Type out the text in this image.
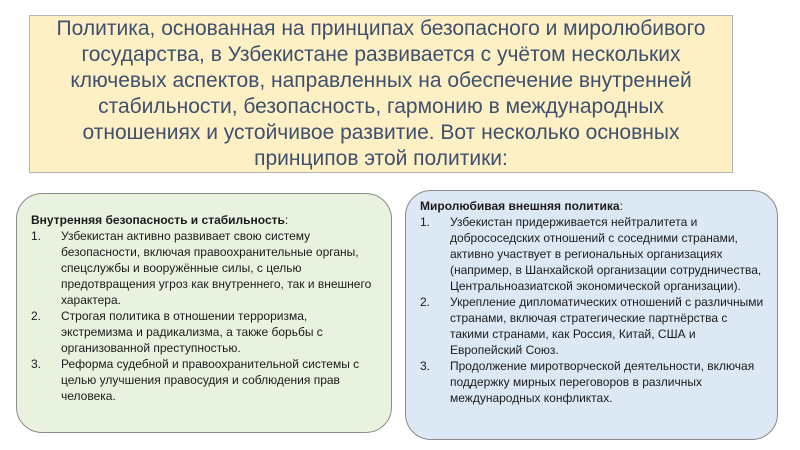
Политика, основанная на принципах безопасного и миролюбивого государства, в Узбекистане развивается с учётом нескольких ключевых аспектов, направленных на обеспечение внутренней стабильности, безопасность, гармонию в международных отношениях и устойчивое развитие. Вот несколько основных принципов этой политики:

Внутренняя безопасность и стабильность:

1.	Узбекистан активно развивает свою систему безопасности, включая правоохранительные органы, спецслужбы и вооружённые силы, с целью предотвращения угроз как внутреннего, так и внешнего характера.
2.	Строгая политика в отношении терроризма, экстремизма и радикализма, а также борьбы с организованной преступностью.
3.	Реформа судебной и правоохранительной системы с целью улучшения правосудия и соблюдения прав человека.

Миролюбивая внешняя политика:

1.	Узбекистан придерживается нейтралитета и добрососедских отношений с соседними странами, активно участвует в региональных организациях (например, в Шанхайской организации сотрудничества, Центральноазиатской экономической организации).
2.	Укрепление дипломатических отношений с различными странами, включая стратегические партнёрства с такими странами, как Россия, Китай, США и Европейский Союз.
3.	Продолжение миротворческой деятельности, включая поддержку мирных переговоров в различных международных конфликтах.
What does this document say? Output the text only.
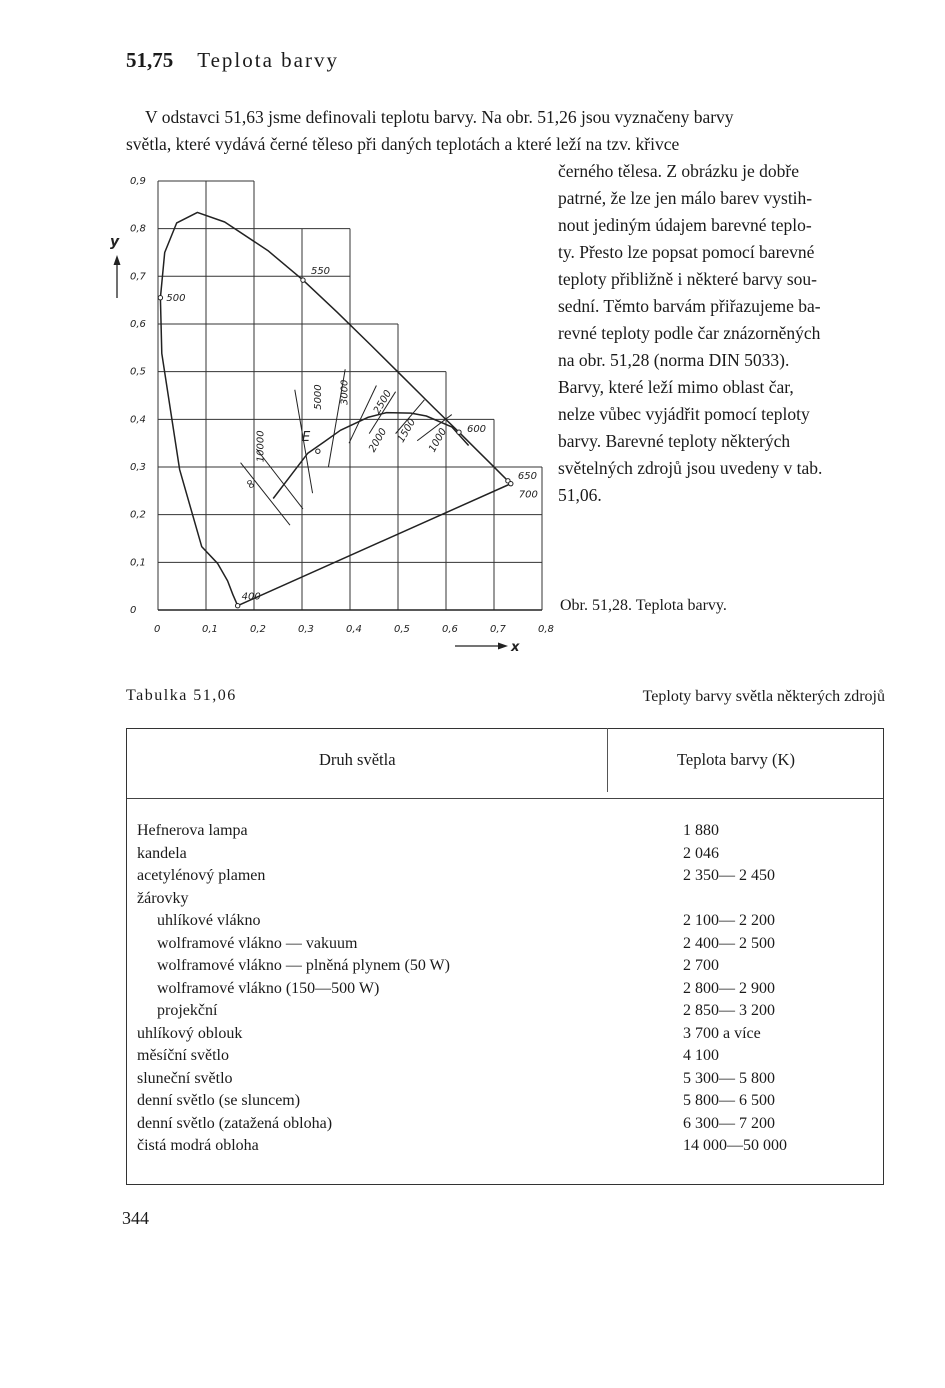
51,75 Teplota barvy
V odstavci 51,63 jsme definovali teplotu barvy. Na obr. 51,26 jsou vyznačeny barvy
světla, které vydává černé těleso při daných teplotách a které leží na tzv. křivce
černého tělesa. Z obrázku je dobře
patrné, že lze jen málo barev vystih-
nout jediným údajem barevné teplo-
ty. Přesto lze popsat pomocí barevné
teploty přibližně i některé barvy sou-
sední. Těmto barvám přiřazujeme ba-
revné teploty podle čar znázorněných
na obr. 51,28 (norma DIN 5033).
Barvy, které leží mimo oblast čar,
nelze vůbec vyjádřit pomocí teploty
barvy. Barevné teploty některých
světelných zdrojů jsou uvedeny v tab.
51,06.
0	0,1	0,2	0,3	0,4	0,5	0,6	0,7	0,8
0
0,1
0,2
0,3
0,4
0,5
0,6
0,7
0,8
0,9
400
500
550
600
650
700
∞
10000
5000 3000 2500
2000 1500 1000
E
y
x
Obr. 51,28. Teplota barvy.
Tabulka 51,06	Teploty barvy světla některých zdrojů
Druh světla	Teplota barvy (K)
Hefnerova lampa	1 880
kandela	2 046
acetylénový plamen	2 350— 2 450
žárovky
uhlíkové vlákno	2 100— 2 200
wolframové vlákno — vakuum	2 400— 2 500
wolframové vlákno — plněná plynem (50 W)	2 700
wolframové vlákno (150—500 W)	2 800— 2 900
projekční	2 850— 3 200
uhlíkový oblouk	3 700 a více
měsíční světlo	4 100
sluneční světlo	5 300— 5 800
denní světlo (se sluncem)	5 800— 6 500
denní světlo (zatažená obloha)	6 300— 7 200
čistá modrá obloha	14 000—50 000
344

[Challenge]
Check each line of the entries above for the word "wolframové". List the ones that have it.

[Reply to the task]
wolframové vlákno — vakuum	2 400— 2 500
wolframové vlákno — plněná plynem (50 W)	2 700
wolframové vlákno (150—500 W)	2 800— 2 900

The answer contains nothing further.